▶ _PROBLEM_
Every line holding the word "Wahlbeteiligung" counts once. Give the total, nothing more.

▶ _MATERIAL FOR THIS TASK_
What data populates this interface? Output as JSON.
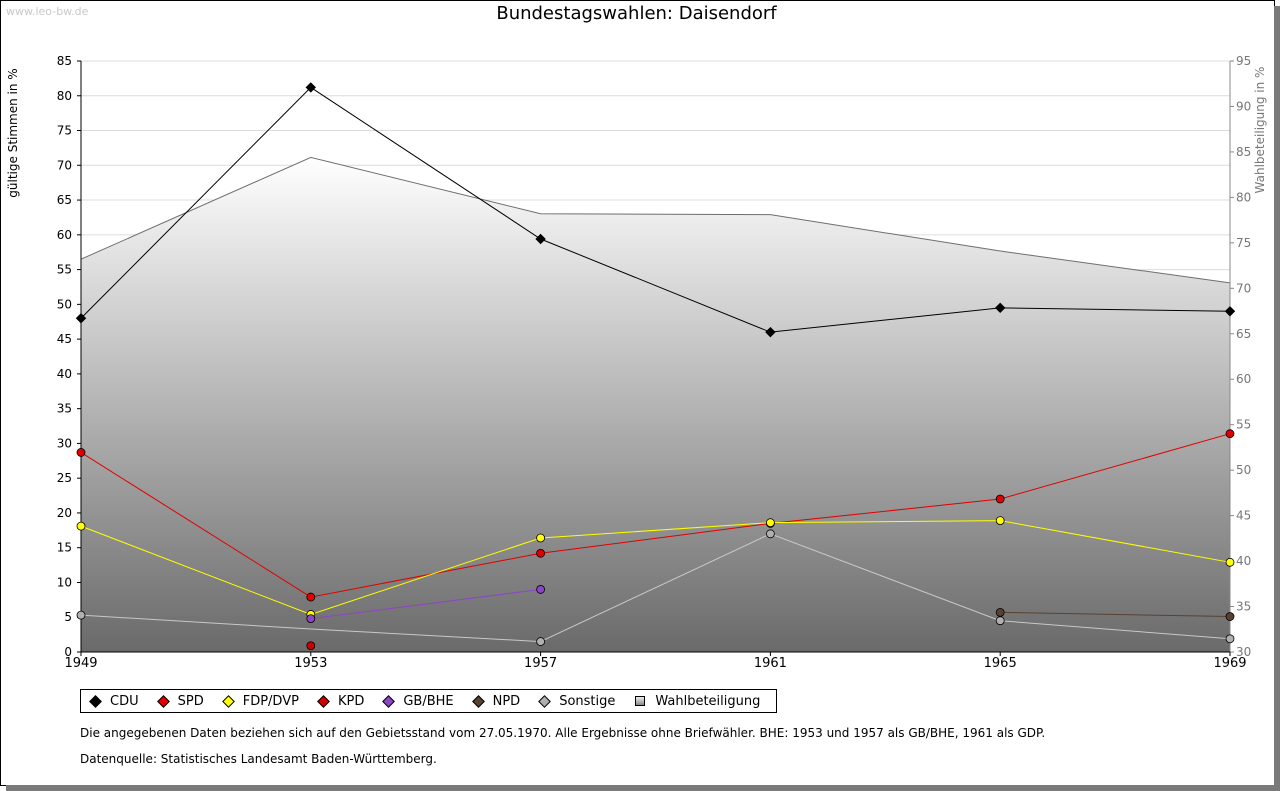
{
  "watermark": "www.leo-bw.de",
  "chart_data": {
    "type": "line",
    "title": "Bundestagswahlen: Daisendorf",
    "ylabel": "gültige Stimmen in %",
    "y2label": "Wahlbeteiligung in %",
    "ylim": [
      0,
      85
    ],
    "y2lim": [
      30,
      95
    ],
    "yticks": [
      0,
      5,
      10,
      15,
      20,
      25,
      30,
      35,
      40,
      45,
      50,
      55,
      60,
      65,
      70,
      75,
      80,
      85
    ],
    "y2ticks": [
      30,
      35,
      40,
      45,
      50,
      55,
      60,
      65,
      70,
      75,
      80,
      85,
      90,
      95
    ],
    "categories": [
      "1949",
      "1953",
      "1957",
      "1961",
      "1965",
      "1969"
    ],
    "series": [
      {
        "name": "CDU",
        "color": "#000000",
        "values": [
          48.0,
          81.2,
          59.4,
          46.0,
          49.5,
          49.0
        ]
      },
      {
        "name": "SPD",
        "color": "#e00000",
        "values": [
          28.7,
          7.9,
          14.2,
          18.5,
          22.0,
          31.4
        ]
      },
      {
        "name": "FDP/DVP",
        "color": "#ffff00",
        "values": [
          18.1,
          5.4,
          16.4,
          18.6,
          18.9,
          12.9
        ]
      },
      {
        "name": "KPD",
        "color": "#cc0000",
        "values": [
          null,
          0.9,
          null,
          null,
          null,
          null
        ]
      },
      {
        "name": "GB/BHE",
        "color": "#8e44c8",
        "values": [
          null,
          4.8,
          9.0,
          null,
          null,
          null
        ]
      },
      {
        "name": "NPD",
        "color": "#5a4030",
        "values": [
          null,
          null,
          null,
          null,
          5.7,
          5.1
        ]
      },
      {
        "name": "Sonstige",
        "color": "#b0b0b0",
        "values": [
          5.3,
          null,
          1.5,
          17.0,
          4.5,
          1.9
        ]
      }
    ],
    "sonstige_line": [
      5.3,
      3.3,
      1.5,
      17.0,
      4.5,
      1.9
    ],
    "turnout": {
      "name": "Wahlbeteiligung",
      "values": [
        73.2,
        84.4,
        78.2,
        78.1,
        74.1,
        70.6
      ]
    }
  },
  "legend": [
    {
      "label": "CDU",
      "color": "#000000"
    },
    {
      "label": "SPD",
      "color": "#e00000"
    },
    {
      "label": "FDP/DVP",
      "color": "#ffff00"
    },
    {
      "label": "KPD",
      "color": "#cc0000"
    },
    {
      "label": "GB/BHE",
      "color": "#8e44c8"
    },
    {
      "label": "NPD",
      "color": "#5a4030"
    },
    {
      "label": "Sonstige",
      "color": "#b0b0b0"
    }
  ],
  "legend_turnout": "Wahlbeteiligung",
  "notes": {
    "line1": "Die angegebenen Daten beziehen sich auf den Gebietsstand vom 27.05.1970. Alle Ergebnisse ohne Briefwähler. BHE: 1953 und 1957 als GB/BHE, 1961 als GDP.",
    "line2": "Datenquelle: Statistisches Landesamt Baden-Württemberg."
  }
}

▶ _SOLUTION TO THE PROBLEM_
3